What to work on:
In the colistin abstract below, which inhibitor was incubated with colistin to significantly increase its intracellular accumulation in rat and human hepatocytes?

Abstract
Purpose
Colistin is an antibiotic which is increasingly used as a last-resort therapy in critically-ill patients with multidrug resistant Gram-negative infections. The purpose of this study was to evaluate the mechanisms underlying colistin’s pharmacokinetic (PK) behavior and to characterize its hepatic metabolism.
Methods
In vitro incubations were performed using colistin sulfate with rat liver microsomes (RLM) and with rat and human hepatocytes (RH and HH) in suspension. The uptake of colistin in RH/HH and thefraction of unbound colistin in HH (fu,hep) was determined. In vitro to in vivo extrapolation (IVIVE) was employed to predict the hepatic clearance (CLh) of colistin.
Results
Slow metabolism was detected in RH/HH, with intrinsic clearance (CLint) values of 9.34± 0.50 and 3.25 ± 0.27 mL/min/kg, respectively. Assuming the well-stirred model for hepatic drug elimination, the predicted rat CLh was 3.64± 0.22 mL/min/kg which could explain almost 70% of the reported non-renal in vivo clearance. The predicted human CLh was 91.5 ± 8.83 mL/min, which was within two-fold of the reported plasma clearance in healthy volunteers. When colistin was incubated together with the multidrug resistance-associated protein (MRP/Mrp) inhibitor benzbromarone, the intracellular accumulation of colistin in RH/HH increased significantly.

Supplied information:

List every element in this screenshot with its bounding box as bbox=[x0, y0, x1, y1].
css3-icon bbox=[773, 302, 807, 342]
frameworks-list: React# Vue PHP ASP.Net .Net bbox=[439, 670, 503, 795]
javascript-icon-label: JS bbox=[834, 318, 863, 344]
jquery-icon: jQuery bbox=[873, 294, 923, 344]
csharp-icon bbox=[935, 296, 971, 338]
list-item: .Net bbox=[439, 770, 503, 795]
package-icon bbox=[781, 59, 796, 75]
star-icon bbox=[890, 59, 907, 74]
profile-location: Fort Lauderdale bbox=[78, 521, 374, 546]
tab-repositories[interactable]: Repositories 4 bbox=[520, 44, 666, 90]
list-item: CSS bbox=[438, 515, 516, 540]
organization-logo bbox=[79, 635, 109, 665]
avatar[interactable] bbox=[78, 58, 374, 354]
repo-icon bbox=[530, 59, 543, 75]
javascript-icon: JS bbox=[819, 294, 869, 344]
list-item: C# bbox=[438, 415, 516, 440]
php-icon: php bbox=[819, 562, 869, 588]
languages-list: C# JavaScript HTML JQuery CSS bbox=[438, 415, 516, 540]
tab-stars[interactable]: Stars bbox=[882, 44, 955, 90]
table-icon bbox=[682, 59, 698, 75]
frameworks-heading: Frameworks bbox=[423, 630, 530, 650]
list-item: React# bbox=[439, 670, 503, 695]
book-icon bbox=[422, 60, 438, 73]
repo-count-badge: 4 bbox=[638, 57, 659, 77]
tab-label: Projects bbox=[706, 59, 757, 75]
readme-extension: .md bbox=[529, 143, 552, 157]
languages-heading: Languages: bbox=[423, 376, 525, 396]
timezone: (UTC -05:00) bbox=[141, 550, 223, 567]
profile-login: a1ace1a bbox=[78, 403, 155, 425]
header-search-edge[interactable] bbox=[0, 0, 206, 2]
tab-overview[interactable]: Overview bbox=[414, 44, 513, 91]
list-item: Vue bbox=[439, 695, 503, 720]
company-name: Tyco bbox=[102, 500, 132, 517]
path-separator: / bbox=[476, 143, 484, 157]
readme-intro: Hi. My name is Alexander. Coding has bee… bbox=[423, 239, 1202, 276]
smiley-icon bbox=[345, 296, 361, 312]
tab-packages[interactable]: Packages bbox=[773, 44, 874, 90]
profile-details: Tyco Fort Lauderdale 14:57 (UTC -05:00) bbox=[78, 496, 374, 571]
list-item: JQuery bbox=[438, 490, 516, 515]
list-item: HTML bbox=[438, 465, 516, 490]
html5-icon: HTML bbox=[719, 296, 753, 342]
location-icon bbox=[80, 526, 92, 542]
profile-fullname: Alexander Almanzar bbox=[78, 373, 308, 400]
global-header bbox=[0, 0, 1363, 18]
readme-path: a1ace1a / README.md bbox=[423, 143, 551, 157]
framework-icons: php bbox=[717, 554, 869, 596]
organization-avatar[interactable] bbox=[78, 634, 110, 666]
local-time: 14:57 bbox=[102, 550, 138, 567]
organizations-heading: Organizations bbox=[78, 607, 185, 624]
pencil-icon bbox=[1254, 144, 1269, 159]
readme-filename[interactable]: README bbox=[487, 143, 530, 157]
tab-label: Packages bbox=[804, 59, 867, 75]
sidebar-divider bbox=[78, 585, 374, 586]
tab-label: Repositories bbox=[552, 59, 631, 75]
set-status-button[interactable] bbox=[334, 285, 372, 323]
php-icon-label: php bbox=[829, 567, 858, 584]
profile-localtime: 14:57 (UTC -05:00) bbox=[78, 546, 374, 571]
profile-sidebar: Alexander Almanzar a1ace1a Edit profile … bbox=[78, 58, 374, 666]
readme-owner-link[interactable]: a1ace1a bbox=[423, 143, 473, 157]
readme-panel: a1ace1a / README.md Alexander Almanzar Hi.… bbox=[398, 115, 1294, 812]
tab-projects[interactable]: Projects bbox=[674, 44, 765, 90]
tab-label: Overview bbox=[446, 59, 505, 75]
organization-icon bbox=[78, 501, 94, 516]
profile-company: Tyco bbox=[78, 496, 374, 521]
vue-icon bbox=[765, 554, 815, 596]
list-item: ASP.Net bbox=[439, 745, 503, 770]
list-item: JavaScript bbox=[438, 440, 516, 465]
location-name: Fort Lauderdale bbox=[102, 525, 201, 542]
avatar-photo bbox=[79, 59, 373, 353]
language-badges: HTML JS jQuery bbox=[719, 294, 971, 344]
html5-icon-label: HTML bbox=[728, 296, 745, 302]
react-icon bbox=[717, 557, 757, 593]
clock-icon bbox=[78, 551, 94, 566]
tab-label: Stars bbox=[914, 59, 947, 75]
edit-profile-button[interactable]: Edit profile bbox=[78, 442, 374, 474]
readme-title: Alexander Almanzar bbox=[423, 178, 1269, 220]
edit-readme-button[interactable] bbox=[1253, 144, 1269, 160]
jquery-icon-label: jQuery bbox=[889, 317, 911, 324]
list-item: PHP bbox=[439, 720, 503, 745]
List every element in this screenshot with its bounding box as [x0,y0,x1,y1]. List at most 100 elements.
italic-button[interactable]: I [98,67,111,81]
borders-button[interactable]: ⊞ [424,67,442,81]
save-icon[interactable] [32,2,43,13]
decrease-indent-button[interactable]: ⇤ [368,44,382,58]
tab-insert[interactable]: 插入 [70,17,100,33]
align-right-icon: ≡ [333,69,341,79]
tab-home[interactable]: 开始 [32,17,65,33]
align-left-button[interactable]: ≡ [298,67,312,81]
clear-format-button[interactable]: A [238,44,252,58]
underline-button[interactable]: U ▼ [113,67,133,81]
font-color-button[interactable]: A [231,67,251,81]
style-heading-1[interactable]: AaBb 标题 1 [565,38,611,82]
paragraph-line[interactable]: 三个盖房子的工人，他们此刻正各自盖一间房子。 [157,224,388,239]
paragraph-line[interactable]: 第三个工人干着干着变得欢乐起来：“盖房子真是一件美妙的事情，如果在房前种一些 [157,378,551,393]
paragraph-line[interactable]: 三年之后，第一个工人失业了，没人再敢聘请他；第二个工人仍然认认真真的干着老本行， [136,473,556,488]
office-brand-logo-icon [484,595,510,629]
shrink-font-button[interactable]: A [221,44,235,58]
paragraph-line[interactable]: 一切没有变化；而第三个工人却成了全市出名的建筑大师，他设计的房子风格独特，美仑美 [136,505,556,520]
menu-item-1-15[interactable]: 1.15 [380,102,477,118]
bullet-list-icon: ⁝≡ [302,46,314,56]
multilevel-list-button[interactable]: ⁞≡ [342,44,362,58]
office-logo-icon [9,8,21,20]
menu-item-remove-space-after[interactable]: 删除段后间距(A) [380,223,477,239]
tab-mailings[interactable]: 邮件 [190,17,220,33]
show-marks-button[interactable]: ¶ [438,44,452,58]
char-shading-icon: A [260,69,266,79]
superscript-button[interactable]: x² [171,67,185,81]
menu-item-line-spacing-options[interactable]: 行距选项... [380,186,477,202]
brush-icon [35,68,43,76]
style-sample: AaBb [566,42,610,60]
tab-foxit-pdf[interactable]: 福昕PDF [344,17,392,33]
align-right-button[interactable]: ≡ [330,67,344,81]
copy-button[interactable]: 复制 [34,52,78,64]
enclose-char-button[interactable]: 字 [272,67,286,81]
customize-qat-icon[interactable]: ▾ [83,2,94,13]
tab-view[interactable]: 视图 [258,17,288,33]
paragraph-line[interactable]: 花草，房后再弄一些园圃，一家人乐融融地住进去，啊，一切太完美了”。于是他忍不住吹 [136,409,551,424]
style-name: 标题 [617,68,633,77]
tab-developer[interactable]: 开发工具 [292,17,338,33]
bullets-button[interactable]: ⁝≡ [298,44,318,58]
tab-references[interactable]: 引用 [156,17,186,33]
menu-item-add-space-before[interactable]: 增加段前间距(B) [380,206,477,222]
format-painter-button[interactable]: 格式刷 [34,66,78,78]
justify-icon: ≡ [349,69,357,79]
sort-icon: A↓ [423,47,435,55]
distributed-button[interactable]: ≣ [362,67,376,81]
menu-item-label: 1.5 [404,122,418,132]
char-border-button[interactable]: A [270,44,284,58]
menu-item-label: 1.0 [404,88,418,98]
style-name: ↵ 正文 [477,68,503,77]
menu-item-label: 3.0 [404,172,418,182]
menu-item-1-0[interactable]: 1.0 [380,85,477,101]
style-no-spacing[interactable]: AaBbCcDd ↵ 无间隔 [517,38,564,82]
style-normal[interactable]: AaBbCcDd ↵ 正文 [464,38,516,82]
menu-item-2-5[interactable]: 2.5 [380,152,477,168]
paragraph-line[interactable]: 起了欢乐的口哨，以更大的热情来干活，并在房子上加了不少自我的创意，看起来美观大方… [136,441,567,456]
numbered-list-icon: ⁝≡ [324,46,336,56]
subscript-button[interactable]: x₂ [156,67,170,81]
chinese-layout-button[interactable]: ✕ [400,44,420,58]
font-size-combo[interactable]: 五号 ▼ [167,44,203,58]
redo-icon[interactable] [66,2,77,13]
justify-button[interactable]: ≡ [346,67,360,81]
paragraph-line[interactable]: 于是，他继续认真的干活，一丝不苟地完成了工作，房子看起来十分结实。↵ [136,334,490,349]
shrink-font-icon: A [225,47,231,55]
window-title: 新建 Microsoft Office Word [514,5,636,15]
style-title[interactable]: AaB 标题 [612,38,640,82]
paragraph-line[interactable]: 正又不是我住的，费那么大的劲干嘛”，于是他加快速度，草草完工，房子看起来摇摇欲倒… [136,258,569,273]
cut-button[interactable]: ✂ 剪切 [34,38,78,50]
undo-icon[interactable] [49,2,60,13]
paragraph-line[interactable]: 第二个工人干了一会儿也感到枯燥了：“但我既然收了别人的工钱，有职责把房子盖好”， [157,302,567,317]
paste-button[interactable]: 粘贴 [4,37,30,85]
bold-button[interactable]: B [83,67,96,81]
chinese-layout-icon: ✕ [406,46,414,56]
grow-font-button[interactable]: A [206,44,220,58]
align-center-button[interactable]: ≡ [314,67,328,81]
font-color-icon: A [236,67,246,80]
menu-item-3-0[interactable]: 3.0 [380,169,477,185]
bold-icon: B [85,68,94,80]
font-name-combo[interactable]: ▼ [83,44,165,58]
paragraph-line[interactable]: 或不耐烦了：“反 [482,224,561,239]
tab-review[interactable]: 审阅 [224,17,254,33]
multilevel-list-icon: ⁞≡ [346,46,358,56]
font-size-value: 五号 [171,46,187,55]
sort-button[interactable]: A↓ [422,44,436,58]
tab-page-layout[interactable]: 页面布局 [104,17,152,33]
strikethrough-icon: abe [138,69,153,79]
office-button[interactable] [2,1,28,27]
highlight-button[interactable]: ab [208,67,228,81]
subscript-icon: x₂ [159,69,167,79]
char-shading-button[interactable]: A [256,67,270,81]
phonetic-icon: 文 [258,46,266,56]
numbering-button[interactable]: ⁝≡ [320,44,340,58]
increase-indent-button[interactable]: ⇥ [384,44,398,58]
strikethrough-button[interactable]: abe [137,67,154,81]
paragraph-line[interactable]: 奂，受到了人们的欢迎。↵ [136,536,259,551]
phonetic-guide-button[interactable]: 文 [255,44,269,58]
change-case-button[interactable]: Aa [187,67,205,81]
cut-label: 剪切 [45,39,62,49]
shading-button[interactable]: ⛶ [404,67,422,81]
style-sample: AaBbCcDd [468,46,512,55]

Solved problem:
Benzbromarone, a multidrug resistance-associated protein (MRP/Mrp) inhibitor.